* Exercise requirements
Report how many lines of the records below include the word "областного". Give nothing but the number.

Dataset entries
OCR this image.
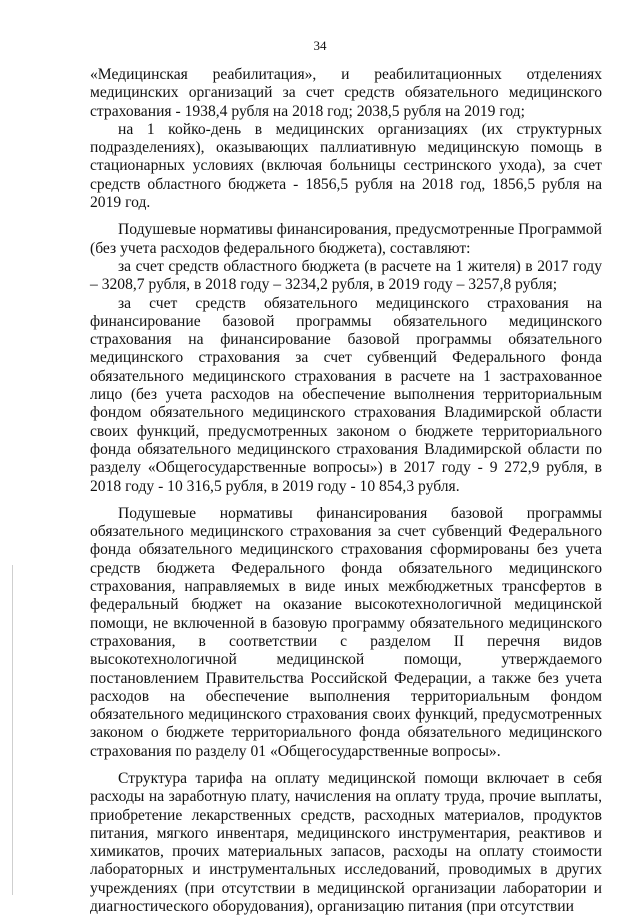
34

«Медицинская реабилитация», и реабилитационных отделениях медицинских организаций за счет средств обязательного медицинского страхования - 1938,4 рубля на 2018 год; 2038,5 рубля на 2019 год;

на 1 койко-день в медицинских организациях (их структурных подразделениях), оказывающих паллиативную медицинскую помощь в стационарных условиях (включая больницы сестринского ухода), за счет средств областного бюджета - 1856,5 рубля на 2018 год, 1856,5 рубля на 2019 год.

Подушевые нормативы финансирования, предусмотренные Программой (без учета расходов федерального бюджета), составляют:

за счет средств областного бюджета (в расчете на 1 жителя) в 2017 году – 3208,7 рубля, в 2018 году – 3234,2 рубля, в 2019 году – 3257,8 рубля;

за счет средств обязательного медицинского страхования на финансирование базовой программы обязательного медицинского страхования на финансирование базовой программы обязательного медицинского страхования за счет субвенций Федерального фонда обязательного медицинского страхования в расчете на 1 застрахованное лицо (без учета расходов на обеспечение выполнения территориальным фондом обязательного медицинского страхования Владимирской области своих функций, предусмотренных законом о бюджете территориального фонда обязательного медицинского страхования Владимирской области по разделу «Общегосударственные вопросы») в 2017 году - 9 272,9 рубля, в 2018 году - 10 316,5 рубля, в 2019 году - 10 854,3 рубля.

Подушевые нормативы финансирования базовой программы обязательного медицинского страхования за счет субвенций Федерального фонда обязательного медицинского страхования сформированы без учета средств бюджета Федерального фонда обязательного медицинского страхования, направляемых в виде иных межбюджетных трансфертов в федеральный бюджет на оказание высокотехнологичной медицинской помощи, не включенной в базовую программу обязательного медицинского страхования, в соответствии с разделом II перечня видов высокотехнологичной медицинской помощи, утверждаемого постановлением Правительства Российской Федерации, а также без учета расходов на обеспечение выполнения территориальным фондом обязательного медицинского страхования своих функций, предусмотренных законом о бюджете территориального фонда обязательного медицинского страхования по разделу 01 «Общегосударственные вопросы».

Структура тарифа на оплату медицинской помощи включает в себя расходы на заработную плату, начисления на оплату труда, прочие выплаты, приобретение лекарственных средств, расходных материалов, продуктов питания, мягкого инвентаря, медицинского инструментария, реактивов и химикатов, прочих материальных запасов, расходы на оплату стоимости лабораторных и инструментальных исследований, проводимых в других учреждениях (при отсутствии в медицинской организации лаборатории и диагностического оборудования), организацию питания (при отсутствии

* Written reply
2